*Your instructions:* For the word "Location", return each line of the data in which it occurs.

--- Data for analysis ---

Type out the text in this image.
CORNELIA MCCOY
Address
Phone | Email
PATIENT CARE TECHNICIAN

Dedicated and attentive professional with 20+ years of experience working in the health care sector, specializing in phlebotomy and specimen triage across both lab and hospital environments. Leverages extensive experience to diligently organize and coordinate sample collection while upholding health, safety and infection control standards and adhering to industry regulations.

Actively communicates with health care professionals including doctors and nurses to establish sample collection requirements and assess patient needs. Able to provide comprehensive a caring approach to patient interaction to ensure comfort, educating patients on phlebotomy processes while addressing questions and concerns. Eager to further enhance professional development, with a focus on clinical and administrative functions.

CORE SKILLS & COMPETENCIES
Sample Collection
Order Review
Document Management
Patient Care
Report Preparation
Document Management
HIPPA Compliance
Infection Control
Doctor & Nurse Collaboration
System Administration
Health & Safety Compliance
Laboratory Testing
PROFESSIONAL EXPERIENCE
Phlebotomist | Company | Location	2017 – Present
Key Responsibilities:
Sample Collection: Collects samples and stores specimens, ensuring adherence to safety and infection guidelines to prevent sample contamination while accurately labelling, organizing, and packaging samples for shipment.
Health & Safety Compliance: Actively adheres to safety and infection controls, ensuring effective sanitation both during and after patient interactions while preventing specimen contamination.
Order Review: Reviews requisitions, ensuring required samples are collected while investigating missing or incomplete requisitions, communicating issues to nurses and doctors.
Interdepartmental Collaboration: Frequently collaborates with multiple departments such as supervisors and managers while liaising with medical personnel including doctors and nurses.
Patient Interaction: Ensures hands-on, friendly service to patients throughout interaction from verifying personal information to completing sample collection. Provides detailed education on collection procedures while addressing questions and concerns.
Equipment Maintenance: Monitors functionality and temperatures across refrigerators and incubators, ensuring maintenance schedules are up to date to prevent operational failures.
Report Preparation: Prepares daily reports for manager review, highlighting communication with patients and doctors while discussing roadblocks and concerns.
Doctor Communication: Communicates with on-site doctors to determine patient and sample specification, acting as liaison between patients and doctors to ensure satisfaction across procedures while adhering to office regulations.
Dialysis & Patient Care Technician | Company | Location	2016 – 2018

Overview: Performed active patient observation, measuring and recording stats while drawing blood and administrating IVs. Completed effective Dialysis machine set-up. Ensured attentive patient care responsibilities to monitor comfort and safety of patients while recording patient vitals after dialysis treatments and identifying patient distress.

---

*Solution to this problem:*
Phlebotomist | Company | Location	2017 – Present
Dialysis & Patient Care Technician | Company | Location	2016 – 2018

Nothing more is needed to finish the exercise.